**WORK TO DO:** Pull each line holding the word "ylabel" from the data.

**RECORD SET:**
— Begin —

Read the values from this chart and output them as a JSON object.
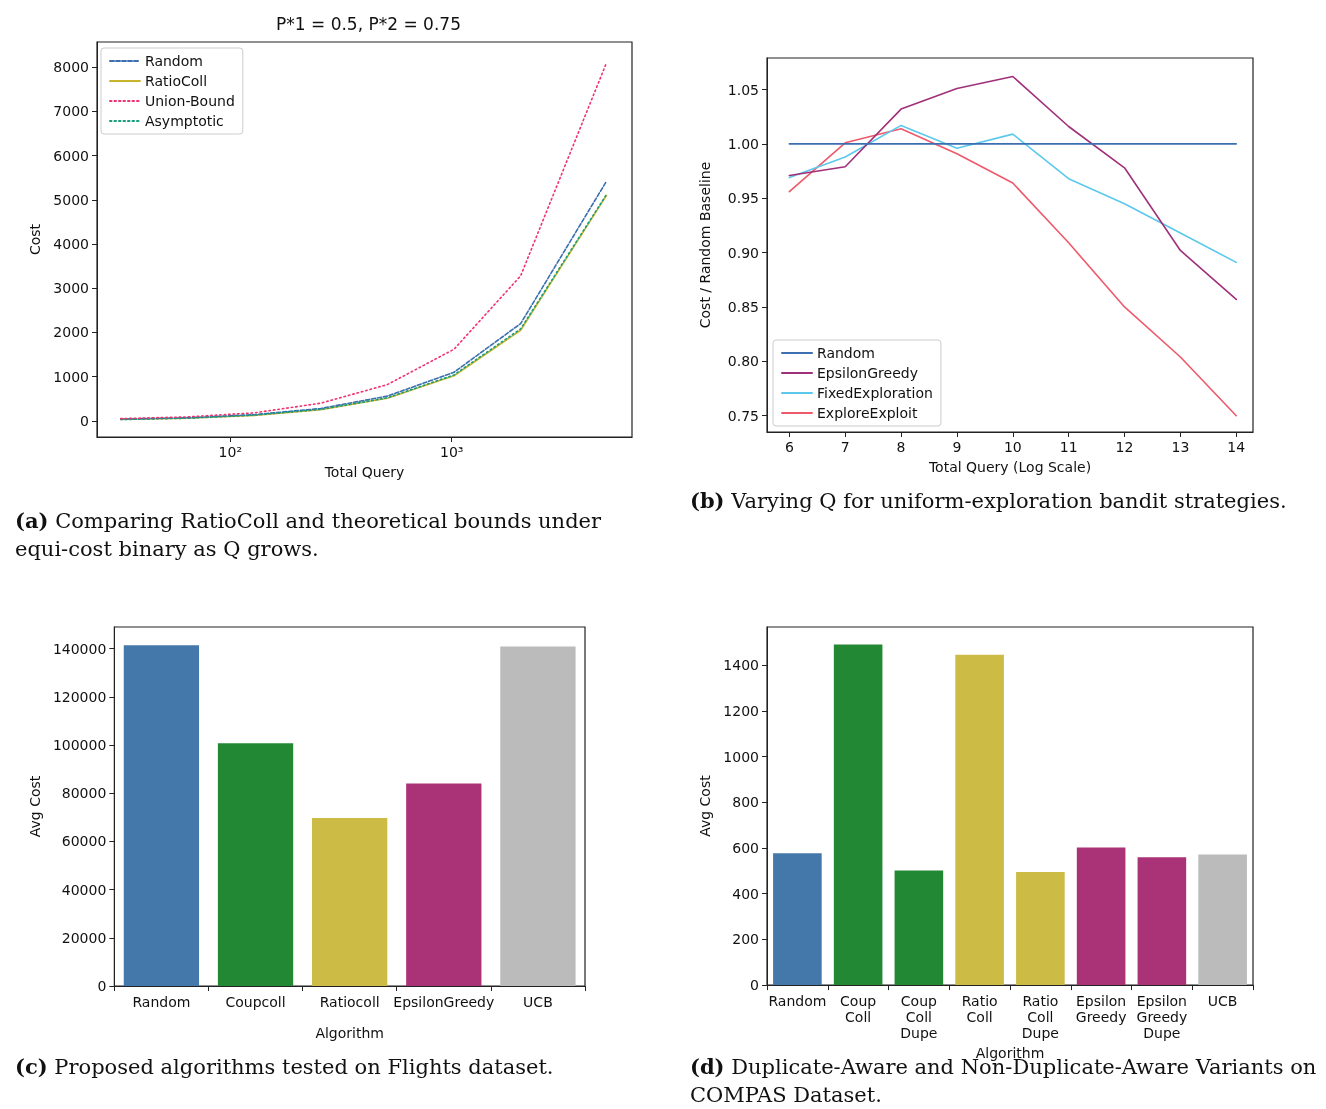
{
  "chart_data": [
    {
      "type": "line",
      "title": "P*1 = 0.5, P*2 = 0.75",
      "xlabel": "Total Query",
      "ylabel": "Cost",
      "log": "x",
      "x": [
        32,
        64,
        128,
        256,
        512,
        1024,
        2048,
        5000
      ],
      "xlim": [
        25,
        6520
      ],
      "xticks": [
        {
          "value": 100,
          "label": "10²"
        },
        {
          "value": 1000,
          "label": "10³"
        }
      ],
      "ylim": [
        -365,
        8570
      ],
      "yticks": [
        0,
        1000,
        2000,
        3000,
        4000,
        5000,
        6000,
        7000,
        8000
      ],
      "legend": "top left",
      "series": [
        {
          "name": "Random",
          "color": "#3b6fb0",
          "line_style": "dashed",
          "values": [
            40,
            70,
            140,
            280,
            560,
            1100,
            2200,
            5420
          ]
        },
        {
          "name": "RatioColl",
          "color": "#c8b42c",
          "line_style": "solid",
          "values": [
            30,
            60,
            120,
            250,
            510,
            1020,
            2050,
            5100
          ]
        },
        {
          "name": "Union-Bound",
          "color": "#f0326e",
          "line_style": "dotted",
          "values": [
            50,
            90,
            180,
            400,
            820,
            1620,
            3280,
            8100
          ]
        },
        {
          "name": "Asymptotic",
          "color": "#179c7d",
          "line_style": "dotted",
          "values": [
            30,
            60,
            130,
            260,
            520,
            1040,
            2080,
            5120
          ]
        }
      ],
      "annotations": [
        "(a) Comparing RatioColl and theoretical bounds under equi-cost binary as Q grows."
      ]
    },
    {
      "type": "line",
      "xlabel": "Total Query (Log Scale)",
      "ylabel": "Cost / Random Baseline",
      "x": [
        6,
        7,
        8,
        9,
        10,
        11,
        12,
        13,
        14
      ],
      "xlim": [
        5.6,
        14.3
      ],
      "xticks": [
        6,
        7,
        8,
        9,
        10,
        11,
        12,
        13,
        14
      ],
      "ylim": [
        0.735,
        1.079
      ],
      "yticks": [
        0.75,
        {
          "value": 0.8,
          "label": "0.80"
        },
        0.85,
        {
          "value": 0.9,
          "label": "0.90"
        },
        0.95,
        {
          "value": 1,
          "label": "1.00"
        },
        1.05
      ],
      "legend": "bottom left",
      "series": [
        {
          "name": "Random",
          "color": "#3b6fb0",
          "values": [
            1,
            1,
            1,
            1,
            1,
            1,
            1,
            1,
            1
          ]
        },
        {
          "name": "EpsilonGreedy",
          "color": "#a0307a",
          "values": [
            0.971,
            0.979,
            1.032,
            1.051,
            1.062,
            1.016,
            0.978,
            0.902,
            0.857
          ]
        },
        {
          "name": "FixedExploration",
          "color": "#5bc8ec",
          "values": [
            0.969,
            0.988,
            1.017,
            0.996,
            1.009,
            0.968,
            0.945,
            0.918,
            0.891
          ]
        },
        {
          "name": "ExploreExploit",
          "color": "#ee5a6a",
          "values": [
            0.956,
            1.001,
            1.014,
            0.991,
            0.964,
            0.909,
            0.85,
            0.804,
            0.75
          ]
        }
      ],
      "annotations": [
        "(b) Varying Q for uniform-exploration bandit strategies."
      ]
    },
    {
      "type": "bar",
      "xlabel": "Algorithm",
      "ylabel": "Avg Cost",
      "categories": [
        "Random",
        "Coupcoll",
        "Ratiocoll",
        "EpsilonGreedy",
        "UCB"
      ],
      "values": [
        141400,
        100800,
        69700,
        84000,
        140900
      ],
      "colors": [
        "#4477aa",
        "#228833",
        "#ccbb44",
        "#aa3377",
        "#bbbbbb"
      ],
      "ylim": [
        0,
        149000
      ],
      "yticks": [
        0,
        20000,
        40000,
        60000,
        80000,
        100000,
        120000,
        140000
      ],
      "annotations": [
        "(c) Proposed algorithms tested on Flights dataset."
      ]
    },
    {
      "type": "bar",
      "xlabel": "Algorithm",
      "ylabel": "Avg Cost",
      "categories": [
        "Random",
        "Coup\nColl",
        "Coup\nColl\nDupe",
        "Ratio\nColl",
        "Ratio\nColl\nDupe",
        "Epsilon\nGreedy",
        "Epsilon\nGreedy\nDupe",
        "UCB"
      ],
      "values": [
        577,
        1490,
        501,
        1446,
        495,
        602,
        559,
        572
      ],
      "colors": [
        "#4477aa",
        "#228833",
        "#228833",
        "#ccbb44",
        "#ccbb44",
        "#aa3377",
        "#aa3377",
        "#bbbbbb"
      ],
      "ylim": [
        0,
        1567
      ],
      "yticks": [
        0,
        200,
        400,
        600,
        800,
        1000,
        1200,
        1400
      ],
      "annotations": [
        "(d) Duplicate-Aware and Non-Duplicate-Aware Variants on COMPAS Dataset."
      ]
    }
  ]
}
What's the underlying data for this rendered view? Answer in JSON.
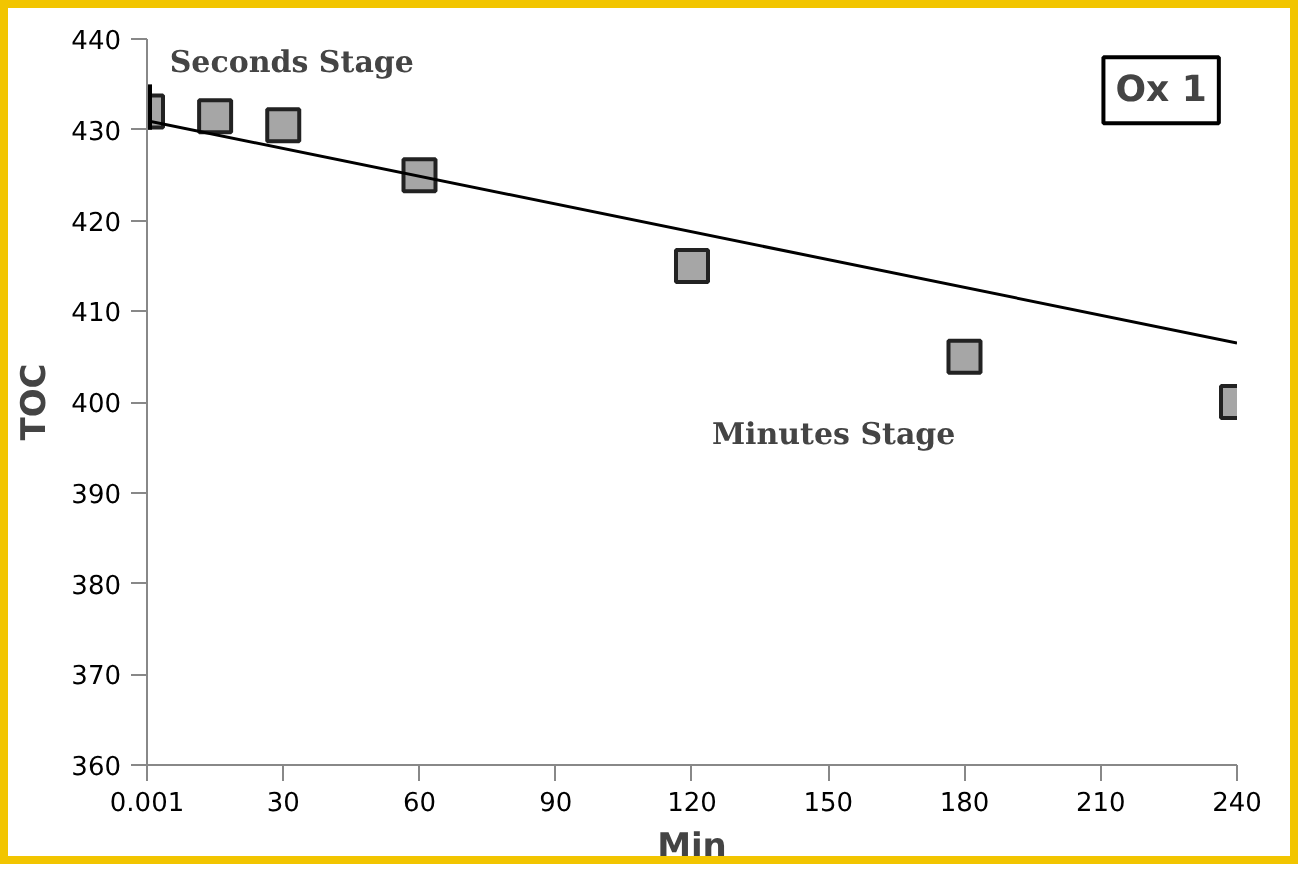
{
  "chart_data": {
    "type": "scatter",
    "xlabel": "Min",
    "ylabel": "TOC",
    "x": [
      0.001,
      15,
      30,
      60,
      120,
      180,
      240
    ],
    "series": [
      {
        "color": "#a6a6a6",
        "marker": "square",
        "values": [
          432,
          431.5,
          430.5,
          425,
          415,
          405,
          400
        ],
        "errors": [
          [
            430,
            435
          ],
          null,
          null,
          null,
          null,
          null,
          null
        ]
      },
      {
        "type": "line",
        "color": "#000000",
        "marker": "none",
        "x": [
          0.001,
          240
        ],
        "values": [
          431,
          406.5
        ]
      }
    ],
    "xlim": [
      0.001,
      240
    ],
    "xticks": [
      0.001,
      30,
      60,
      90,
      120,
      150,
      180,
      210,
      240
    ],
    "ylim": [
      360,
      440
    ],
    "yticks": [
      360,
      370,
      380,
      390,
      400,
      410,
      420,
      430,
      440
    ],
    "annotations": [
      "Seconds Stage",
      "Minutes Stage",
      "Ox 1"
    ],
    "grid": false
  }
}
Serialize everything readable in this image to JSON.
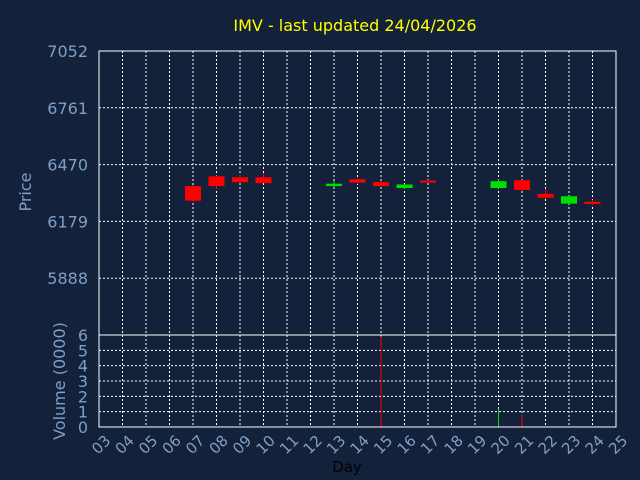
{
  "colors": {
    "background": "#13223a",
    "title": "#ffff00",
    "axis_text": "#7f9fc8",
    "frame": "#ffffff",
    "grid": "#ffffff",
    "bull": "#00e000",
    "bear": "#ff0000"
  },
  "chart_data": {
    "type": "candlestick",
    "title": "IMV - last updated 24/04/2026",
    "xlabel": "Day",
    "price_panel": {
      "ylabel": "Price",
      "ylim": [
        5597,
        7052
      ],
      "ytick_labels": [
        "7052",
        "6761",
        "6470",
        "6179",
        "5888"
      ],
      "grid": true
    },
    "volume_panel": {
      "ylabel": "Volume (0000)",
      "ylim": [
        0,
        6
      ],
      "ytick_labels": [
        "0",
        "1",
        "2",
        "3",
        "4",
        "5",
        "6"
      ],
      "grid": true
    },
    "x_tick_labels": [
      "03",
      "04",
      "05",
      "06",
      "07",
      "08",
      "09",
      "10",
      "11",
      "12",
      "13",
      "14",
      "15",
      "16",
      "17",
      "18",
      "19",
      "20",
      "21",
      "22",
      "23",
      "24",
      "25"
    ],
    "candles": [
      {
        "day": "07",
        "open": 6360,
        "high": 6365,
        "low": 6280,
        "close": 6285
      },
      {
        "day": "08",
        "open": 6410,
        "high": 6415,
        "low": 6345,
        "close": 6360
      },
      {
        "day": "09",
        "open": 6405,
        "high": 6420,
        "low": 6375,
        "close": 6380
      },
      {
        "day": "10",
        "open": 6405,
        "high": 6425,
        "low": 6375,
        "close": 6375
      },
      {
        "day": "13",
        "open": 6360,
        "high": 6385,
        "low": 6355,
        "close": 6372
      },
      {
        "day": "14",
        "open": 6395,
        "high": 6398,
        "low": 6370,
        "close": 6378
      },
      {
        "day": "15",
        "open": 6380,
        "high": 6385,
        "low": 6358,
        "close": 6360
      },
      {
        "day": "16",
        "open": 6350,
        "high": 6372,
        "low": 6345,
        "close": 6368
      },
      {
        "day": "17",
        "open": 6388,
        "high": 6392,
        "low": 6380,
        "close": 6383
      },
      {
        "day": "20",
        "open": 6350,
        "high": 6395,
        "low": 6345,
        "close": 6385
      },
      {
        "day": "21",
        "open": 6390,
        "high": 6392,
        "low": 6335,
        "close": 6340
      },
      {
        "day": "22",
        "open": 6320,
        "high": 6345,
        "low": 6295,
        "close": 6300
      },
      {
        "day": "23",
        "open": 6270,
        "high": 6310,
        "low": 6268,
        "close": 6308
      },
      {
        "day": "24",
        "open": 6280,
        "high": 6290,
        "low": 6262,
        "close": 6268
      }
    ],
    "volumes": [
      {
        "day": "15",
        "value": 5.9,
        "direction": "down"
      },
      {
        "day": "20",
        "value": 1.2,
        "direction": "up"
      },
      {
        "day": "21",
        "value": 0.8,
        "direction": "down"
      }
    ]
  }
}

— End —

**OUTPUT FOR THIS TASK:**
      "ylabel": "Cost",
      "ylabel": "Cost / Random Baseline",
      "ylabel": "Avg Cost",
      "ylabel": "Avg Cost",
    "ylabel": "TOC",
      "ylabel": "Price",
      "ylabel": "Volume (0000)",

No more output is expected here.